Write out the whole listing again, exactly.

Records from a collection:
----

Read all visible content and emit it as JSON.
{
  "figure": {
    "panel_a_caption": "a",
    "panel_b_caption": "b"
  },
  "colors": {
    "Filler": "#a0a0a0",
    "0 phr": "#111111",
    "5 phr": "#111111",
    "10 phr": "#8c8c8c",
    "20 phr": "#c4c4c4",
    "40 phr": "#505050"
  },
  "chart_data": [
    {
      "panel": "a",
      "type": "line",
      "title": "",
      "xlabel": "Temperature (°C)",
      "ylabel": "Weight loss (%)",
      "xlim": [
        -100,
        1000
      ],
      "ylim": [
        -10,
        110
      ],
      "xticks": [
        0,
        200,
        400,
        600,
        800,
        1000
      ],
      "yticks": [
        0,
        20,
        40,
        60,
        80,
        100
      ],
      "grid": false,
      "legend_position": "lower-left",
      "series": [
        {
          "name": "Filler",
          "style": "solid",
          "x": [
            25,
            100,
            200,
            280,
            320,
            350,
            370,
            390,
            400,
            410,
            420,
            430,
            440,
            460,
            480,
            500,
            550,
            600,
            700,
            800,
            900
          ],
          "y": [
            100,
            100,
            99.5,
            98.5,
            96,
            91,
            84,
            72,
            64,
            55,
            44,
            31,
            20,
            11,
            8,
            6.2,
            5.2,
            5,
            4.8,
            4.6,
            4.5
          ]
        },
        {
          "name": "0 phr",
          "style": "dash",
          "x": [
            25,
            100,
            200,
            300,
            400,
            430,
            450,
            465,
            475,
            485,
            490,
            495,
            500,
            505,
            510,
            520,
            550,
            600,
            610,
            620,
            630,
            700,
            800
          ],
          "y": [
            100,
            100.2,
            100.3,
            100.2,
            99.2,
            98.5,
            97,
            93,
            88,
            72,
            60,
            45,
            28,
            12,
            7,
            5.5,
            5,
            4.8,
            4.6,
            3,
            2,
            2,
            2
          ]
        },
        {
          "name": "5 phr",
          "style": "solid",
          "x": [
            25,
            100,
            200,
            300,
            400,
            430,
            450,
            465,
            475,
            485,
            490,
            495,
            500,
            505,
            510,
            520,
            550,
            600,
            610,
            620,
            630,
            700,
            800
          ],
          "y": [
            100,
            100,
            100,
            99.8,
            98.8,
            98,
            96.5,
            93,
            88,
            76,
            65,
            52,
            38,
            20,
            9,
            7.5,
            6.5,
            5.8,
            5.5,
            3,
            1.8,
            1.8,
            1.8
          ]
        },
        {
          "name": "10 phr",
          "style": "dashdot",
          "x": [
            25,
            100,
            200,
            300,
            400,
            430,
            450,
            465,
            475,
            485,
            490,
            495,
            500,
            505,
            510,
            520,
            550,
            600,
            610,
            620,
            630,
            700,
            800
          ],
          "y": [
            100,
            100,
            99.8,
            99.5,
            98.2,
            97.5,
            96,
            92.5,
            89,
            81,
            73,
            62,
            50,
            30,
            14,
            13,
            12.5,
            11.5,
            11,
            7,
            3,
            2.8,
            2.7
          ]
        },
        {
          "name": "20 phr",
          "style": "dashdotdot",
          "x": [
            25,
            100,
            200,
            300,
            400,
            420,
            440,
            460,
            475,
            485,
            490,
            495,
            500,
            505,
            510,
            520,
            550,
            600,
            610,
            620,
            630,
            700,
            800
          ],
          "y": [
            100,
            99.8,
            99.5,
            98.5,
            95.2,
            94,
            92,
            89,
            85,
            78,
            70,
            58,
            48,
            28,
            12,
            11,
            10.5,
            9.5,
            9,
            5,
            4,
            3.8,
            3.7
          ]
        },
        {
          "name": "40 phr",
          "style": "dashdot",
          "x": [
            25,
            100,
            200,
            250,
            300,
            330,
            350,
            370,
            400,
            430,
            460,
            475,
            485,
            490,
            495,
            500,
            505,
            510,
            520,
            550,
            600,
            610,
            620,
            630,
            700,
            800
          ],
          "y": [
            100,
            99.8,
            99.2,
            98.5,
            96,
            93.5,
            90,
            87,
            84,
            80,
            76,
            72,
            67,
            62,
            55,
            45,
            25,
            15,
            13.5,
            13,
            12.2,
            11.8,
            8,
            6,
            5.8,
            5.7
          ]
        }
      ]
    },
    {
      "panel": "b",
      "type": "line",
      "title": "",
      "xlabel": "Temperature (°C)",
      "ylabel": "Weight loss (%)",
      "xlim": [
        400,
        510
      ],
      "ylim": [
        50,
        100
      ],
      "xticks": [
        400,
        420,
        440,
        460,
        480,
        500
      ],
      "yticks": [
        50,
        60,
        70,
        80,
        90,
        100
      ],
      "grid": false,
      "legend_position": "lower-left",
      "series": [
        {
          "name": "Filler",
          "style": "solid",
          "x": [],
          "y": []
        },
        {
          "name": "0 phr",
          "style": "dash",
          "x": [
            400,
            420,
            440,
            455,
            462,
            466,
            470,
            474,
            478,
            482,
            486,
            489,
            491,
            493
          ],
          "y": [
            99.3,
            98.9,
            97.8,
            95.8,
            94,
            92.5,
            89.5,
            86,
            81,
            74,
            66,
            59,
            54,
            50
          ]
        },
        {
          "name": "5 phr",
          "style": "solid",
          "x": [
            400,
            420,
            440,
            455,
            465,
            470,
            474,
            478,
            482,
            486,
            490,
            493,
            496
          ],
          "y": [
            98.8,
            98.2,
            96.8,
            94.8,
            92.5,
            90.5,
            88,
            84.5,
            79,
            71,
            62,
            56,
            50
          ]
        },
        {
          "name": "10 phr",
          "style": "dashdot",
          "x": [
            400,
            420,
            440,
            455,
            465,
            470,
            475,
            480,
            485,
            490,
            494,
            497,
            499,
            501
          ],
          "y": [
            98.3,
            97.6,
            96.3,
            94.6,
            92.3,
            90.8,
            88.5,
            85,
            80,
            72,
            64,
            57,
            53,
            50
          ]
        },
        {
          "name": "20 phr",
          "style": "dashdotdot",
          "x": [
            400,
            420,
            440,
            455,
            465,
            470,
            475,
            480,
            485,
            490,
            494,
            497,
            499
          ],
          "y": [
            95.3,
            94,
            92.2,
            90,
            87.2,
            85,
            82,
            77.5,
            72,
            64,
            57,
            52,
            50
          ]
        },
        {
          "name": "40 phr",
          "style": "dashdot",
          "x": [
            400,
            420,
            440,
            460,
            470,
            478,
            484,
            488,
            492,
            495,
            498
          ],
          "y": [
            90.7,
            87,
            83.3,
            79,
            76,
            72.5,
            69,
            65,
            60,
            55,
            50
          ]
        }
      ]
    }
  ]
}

----

Answer to this problem:
Read all visible content and emit it as JSON.
{
  "figure": {
    "panel_a_caption": "a",
    "panel_b_caption": "b"
  },
  "colors": {
    "Filler": "#a0a0a0",
    "0 phr": "#111111",
    "5 phr": "#111111",
    "10 phr": "#8c8c8c",
    "20 phr": "#c4c4c4",
    "40 phr": "#505050"
  },
  "chart_data": [
    {
      "panel": "a",
      "type": "line",
      "title": "",
      "xlabel": "Temperature (°C)",
      "ylabel": "Weight loss (%)",
      "xlim": [
        -100,
        1000
      ],
      "ylim": [
        -10,
        110
      ],
      "xticks": [
        0,
        200,
        400,
        600,
        800,
        1000
      ],
      "yticks": [
        0,
        20,
        40,
        60,
        80,
        100
      ],
      "grid": false,
      "legend_position": "lower-left",
      "series": [
        {
          "name": "Filler",
          "style": "solid",
          "x": [
            25,
            100,
            200,
            280,
            320,
            350,
            370,
            390,
            400,
            410,
            420,
            430,
            440,
            460,
            480,
            500,
            550,
            600,
            700,
            800,
            900
          ],
          "y": [
            100,
            100,
            99.5,
            98.5,
            96,
            91,
            84,
            72,
            64,
            55,
            44,
            31,
            20,
            11,
            8,
            6.2,
            5.2,
            5,
            4.8,
            4.6,
            4.5
          ]
        },
        {
          "name": "0 phr",
          "style": "dash",
          "x": [
            25,
            100,
            200,
            300,
            400,
            430,
            450,
            465,
            475,
            485,
            490,
            495,
            500,
            505,
            510,
            520,
            550,
            600,
            610,
            620,
            630,
            700,
            800
          ],
          "y": [
            100,
            100.2,
            100.3,
            100.2,
            99.2,
            98.5,
            97,
            93,
            88,
            72,
            60,
            45,
            28,
            12,
            7,
            5.5,
            5,
            4.8,
            4.6,
            3,
            2,
            2,
            2
          ]
        },
        {
          "name": "5 phr",
          "style": "solid",
          "x": [
            25,
            100,
            200,
            300,
            400,
            430,
            450,
            465,
            475,
            485,
            490,
            495,
            500,
            505,
            510,
            520,
            550,
            600,
            610,
            620,
            630,
            700,
            800
          ],
          "y": [
            100,
            100,
            100,
            99.8,
            98.8,
            98,
            96.5,
            93,
            88,
            76,
            65,
            52,
            38,
            20,
            9,
            7.5,
            6.5,
            5.8,
            5.5,
            3,
            1.8,
            1.8,
            1.8
          ]
        },
        {
          "name": "10 phr",
          "style": "dashdot",
          "x": [
            25,
            100,
            200,
            300,
            400,
            430,
            450,
            465,
            475,
            485,
            490,
            495,
            500,
            505,
            510,
            520,
            550,
            600,
            610,
            620,
            630,
            700,
            800
          ],
          "y": [
            100,
            100,
            99.8,
            99.5,
            98.2,
            97.5,
            96,
            92.5,
            89,
            81,
            73,
            62,
            50,
            30,
            14,
            13,
            12.5,
            11.5,
            11,
            7,
            3,
            2.8,
            2.7
          ]
        },
        {
          "name": "20 phr",
          "style": "dashdotdot",
          "x": [
            25,
            100,
            200,
            300,
            400,
            420,
            440,
            460,
            475,
            485,
            490,
            495,
            500,
            505,
            510,
            520,
            550,
            600,
            610,
            620,
            630,
            700,
            800
          ],
          "y": [
            100,
            99.8,
            99.5,
            98.5,
            95.2,
            94,
            92,
            89,
            85,
            78,
            70,
            58,
            48,
            28,
            12,
            11,
            10.5,
            9.5,
            9,
            5,
            4,
            3.8,
            3.7
          ]
        },
        {
          "name": "40 phr",
          "style": "dashdot",
          "x": [
            25,
            100,
            200,
            250,
            300,
            330,
            350,
            370,
            400,
            430,
            460,
            475,
            485,
            490,
            495,
            500,
            505,
            510,
            520,
            550,
            600,
            610,
            620,
            630,
            700,
            800
          ],
          "y": [
            100,
            99.8,
            99.2,
            98.5,
            96,
            93.5,
            90,
            87,
            84,
            80,
            76,
            72,
            67,
            62,
            55,
            45,
            25,
            15,
            13.5,
            13,
            12.2,
            11.8,
            8,
            6,
            5.8,
            5.7
          ]
        }
      ]
    },
    {
      "panel": "b",
      "type": "line",
      "title": "",
      "xlabel": "Temperature (°C)",
      "ylabel": "Weight loss (%)",
      "xlim": [
        400,
        510
      ],
      "ylim": [
        50,
        100
      ],
      "xticks": [
        400,
        420,
        440,
        460,
        480,
        500
      ],
      "yticks": [
        50,
        60,
        70,
        80,
        90,
        100
      ],
      "grid": false,
      "legend_position": "lower-left",
      "series": [
        {
          "name": "Filler",
          "style": "solid",
          "x": [],
          "y": []
        },
        {
          "name": "0 phr",
          "style": "dash",
          "x": [
            400,
            420,
            440,
            455,
            462,
            466,
            470,
            474,
            478,
            482,
            486,
            489,
            491,
            493
          ],
          "y": [
            99.3,
            98.9,
            97.8,
            95.8,
            94,
            92.5,
            89.5,
            86,
            81,
            74,
            66,
            59,
            54,
            50
          ]
        },
        {
          "name": "5 phr",
          "style": "solid",
          "x": [
            400,
            420,
            440,
            455,
            465,
            470,
            474,
            478,
            482,
            486,
            490,
            493,
            496
          ],
          "y": [
            98.8,
            98.2,
            96.8,
            94.8,
            92.5,
            90.5,
            88,
            84.5,
            79,
            71,
            62,
            56,
            50
          ]
        },
        {
          "name": "10 phr",
          "style": "dashdot",
          "x": [
            400,
            420,
            440,
            455,
            465,
            470,
            475,
            480,
            485,
            490,
            494,
            497,
            499,
            501
          ],
          "y": [
            98.3,
            97.6,
            96.3,
            94.6,
            92.3,
            90.8,
            88.5,
            85,
            80,
            72,
            64,
            57,
            53,
            50
          ]
        },
        {
          "name": "20 phr",
          "style": "dashdotdot",
          "x": [
            400,
            420,
            440,
            455,
            465,
            470,
            475,
            480,
            485,
            490,
            494,
            497,
            499
          ],
          "y": [
            95.3,
            94,
            92.2,
            90,
            87.2,
            85,
            82,
            77.5,
            72,
            64,
            57,
            52,
            50
          ]
        },
        {
          "name": "40 phr",
          "style": "dashdot",
          "x": [
            400,
            420,
            440,
            460,
            470,
            478,
            484,
            488,
            492,
            495,
            498
          ],
          "y": [
            90.7,
            87,
            83.3,
            79,
            76,
            72.5,
            69,
            65,
            60,
            55,
            50
          ]
        }
      ]
    }
  ]
}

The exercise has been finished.